▶ _Exercise requirements_
Keyword search on "ciudades": report each line of the records that contains it.

Dataset records of page text:
------------
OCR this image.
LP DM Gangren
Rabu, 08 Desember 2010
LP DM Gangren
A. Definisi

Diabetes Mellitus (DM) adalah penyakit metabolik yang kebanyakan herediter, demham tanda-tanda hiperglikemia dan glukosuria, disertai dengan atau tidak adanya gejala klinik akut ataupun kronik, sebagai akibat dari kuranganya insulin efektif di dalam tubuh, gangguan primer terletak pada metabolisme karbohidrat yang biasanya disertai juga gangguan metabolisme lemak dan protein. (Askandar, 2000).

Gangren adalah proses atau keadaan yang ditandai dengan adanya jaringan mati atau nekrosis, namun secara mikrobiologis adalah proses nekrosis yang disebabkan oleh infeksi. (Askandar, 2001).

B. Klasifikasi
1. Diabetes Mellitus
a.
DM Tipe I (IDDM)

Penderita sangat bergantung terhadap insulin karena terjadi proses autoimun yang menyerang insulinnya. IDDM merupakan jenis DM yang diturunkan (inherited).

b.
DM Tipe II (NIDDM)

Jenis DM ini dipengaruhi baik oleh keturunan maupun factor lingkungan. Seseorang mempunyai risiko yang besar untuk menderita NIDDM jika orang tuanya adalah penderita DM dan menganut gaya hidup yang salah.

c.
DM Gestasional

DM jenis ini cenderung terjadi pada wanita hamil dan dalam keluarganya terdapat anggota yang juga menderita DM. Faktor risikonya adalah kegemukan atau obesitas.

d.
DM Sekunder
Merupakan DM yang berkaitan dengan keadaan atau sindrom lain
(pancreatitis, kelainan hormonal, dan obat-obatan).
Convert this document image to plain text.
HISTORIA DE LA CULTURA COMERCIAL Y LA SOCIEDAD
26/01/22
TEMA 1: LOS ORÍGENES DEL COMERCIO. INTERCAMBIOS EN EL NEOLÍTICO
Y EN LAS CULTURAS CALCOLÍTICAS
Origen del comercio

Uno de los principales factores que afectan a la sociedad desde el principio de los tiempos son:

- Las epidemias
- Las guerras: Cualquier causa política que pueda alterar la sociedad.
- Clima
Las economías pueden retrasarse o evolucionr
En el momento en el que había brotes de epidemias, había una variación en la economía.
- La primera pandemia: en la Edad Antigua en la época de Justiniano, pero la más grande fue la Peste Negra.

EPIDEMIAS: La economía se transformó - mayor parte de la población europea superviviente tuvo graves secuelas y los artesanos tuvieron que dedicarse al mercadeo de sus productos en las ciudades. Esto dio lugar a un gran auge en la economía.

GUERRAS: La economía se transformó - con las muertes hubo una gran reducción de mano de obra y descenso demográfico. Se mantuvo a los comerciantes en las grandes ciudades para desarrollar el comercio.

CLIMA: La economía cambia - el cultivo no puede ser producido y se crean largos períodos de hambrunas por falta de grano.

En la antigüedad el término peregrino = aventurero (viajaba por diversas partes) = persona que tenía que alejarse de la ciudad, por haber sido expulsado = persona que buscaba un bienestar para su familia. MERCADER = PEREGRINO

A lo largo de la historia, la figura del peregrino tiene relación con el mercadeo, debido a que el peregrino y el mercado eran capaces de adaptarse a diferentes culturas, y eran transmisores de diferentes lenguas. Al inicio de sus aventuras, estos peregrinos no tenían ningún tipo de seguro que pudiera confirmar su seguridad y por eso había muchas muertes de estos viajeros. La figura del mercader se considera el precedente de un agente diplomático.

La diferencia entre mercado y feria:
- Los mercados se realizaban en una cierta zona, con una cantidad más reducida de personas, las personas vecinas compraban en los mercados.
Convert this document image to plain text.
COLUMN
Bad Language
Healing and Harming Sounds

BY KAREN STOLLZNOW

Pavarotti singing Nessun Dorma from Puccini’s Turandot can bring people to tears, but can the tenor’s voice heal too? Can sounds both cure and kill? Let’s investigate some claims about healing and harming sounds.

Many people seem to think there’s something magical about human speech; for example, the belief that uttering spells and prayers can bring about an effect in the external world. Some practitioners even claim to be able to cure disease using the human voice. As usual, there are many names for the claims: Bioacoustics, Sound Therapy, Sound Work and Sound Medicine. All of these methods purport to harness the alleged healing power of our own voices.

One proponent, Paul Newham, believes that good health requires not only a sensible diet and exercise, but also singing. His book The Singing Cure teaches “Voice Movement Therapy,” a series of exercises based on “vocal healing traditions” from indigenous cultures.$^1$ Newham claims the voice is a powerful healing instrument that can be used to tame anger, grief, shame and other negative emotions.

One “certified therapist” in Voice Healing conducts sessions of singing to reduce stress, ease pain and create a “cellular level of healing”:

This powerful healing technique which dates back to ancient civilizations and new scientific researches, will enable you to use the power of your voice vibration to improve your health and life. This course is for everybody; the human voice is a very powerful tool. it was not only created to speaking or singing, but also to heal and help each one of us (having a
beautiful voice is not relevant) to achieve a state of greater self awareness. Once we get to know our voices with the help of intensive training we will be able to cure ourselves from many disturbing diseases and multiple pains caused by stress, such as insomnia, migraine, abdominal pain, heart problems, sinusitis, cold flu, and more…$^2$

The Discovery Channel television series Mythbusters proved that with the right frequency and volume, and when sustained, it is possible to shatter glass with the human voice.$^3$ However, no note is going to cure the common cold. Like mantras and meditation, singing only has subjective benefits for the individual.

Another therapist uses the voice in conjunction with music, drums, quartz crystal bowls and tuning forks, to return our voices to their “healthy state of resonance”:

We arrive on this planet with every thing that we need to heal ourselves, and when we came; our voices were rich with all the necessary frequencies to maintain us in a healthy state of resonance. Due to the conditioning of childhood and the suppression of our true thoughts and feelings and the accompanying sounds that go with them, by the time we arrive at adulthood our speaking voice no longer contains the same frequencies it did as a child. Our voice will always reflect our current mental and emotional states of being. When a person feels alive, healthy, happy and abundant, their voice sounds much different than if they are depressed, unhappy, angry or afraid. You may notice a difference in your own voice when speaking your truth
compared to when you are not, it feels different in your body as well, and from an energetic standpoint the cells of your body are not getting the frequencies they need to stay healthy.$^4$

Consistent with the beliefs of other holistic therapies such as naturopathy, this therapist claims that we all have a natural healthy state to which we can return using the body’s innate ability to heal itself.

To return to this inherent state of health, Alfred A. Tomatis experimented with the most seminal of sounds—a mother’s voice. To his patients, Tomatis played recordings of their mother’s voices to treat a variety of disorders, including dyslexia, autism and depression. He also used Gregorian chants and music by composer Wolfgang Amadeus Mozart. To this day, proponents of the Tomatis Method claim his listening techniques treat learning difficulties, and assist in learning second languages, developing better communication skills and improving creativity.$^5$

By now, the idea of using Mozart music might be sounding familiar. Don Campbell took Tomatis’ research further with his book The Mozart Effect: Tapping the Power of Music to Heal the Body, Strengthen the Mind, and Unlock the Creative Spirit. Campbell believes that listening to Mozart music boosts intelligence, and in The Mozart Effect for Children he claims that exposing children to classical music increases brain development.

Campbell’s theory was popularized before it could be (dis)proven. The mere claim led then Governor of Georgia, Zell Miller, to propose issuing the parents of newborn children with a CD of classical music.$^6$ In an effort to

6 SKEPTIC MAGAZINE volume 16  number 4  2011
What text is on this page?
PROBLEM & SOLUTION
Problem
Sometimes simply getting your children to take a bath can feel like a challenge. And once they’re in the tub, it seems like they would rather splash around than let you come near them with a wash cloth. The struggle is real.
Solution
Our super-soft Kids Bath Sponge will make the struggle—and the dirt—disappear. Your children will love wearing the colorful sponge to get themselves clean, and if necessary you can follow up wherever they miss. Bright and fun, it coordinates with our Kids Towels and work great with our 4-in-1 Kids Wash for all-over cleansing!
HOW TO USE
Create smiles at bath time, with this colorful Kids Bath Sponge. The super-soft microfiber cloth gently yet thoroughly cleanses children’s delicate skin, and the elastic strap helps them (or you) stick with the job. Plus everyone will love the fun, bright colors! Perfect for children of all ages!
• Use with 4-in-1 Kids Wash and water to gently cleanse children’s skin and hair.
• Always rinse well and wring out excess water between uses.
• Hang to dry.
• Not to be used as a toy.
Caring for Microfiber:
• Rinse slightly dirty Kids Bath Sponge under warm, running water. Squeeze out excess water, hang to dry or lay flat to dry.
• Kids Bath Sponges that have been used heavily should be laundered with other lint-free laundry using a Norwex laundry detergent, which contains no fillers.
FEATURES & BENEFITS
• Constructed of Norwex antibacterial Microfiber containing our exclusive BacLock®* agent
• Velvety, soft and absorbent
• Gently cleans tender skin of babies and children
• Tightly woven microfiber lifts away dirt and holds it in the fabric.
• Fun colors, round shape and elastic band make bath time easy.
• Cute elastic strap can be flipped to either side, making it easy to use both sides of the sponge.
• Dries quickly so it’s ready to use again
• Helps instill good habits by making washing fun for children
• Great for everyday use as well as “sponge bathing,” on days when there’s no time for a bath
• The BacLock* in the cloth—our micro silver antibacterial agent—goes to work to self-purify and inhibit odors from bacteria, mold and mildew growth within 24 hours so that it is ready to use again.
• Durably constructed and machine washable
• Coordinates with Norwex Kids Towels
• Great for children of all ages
------------
▶ _Answer area_
EPIDEMIAS: La economía se transformó - mayor parte de la población europea superviviente tuvo graves secuelas y los artesanos tuvieron que dedicarse al mercadeo de sus productos en las ciudades. Esto dio lugar a un gran auge en la economía.
GUERRAS: La economía se transformó - con las muertes hubo una gran reducción de mano de obra y descenso demográfico. Se mantuvo a los comerciantes en las grandes ciudades para desarrollar el comercio.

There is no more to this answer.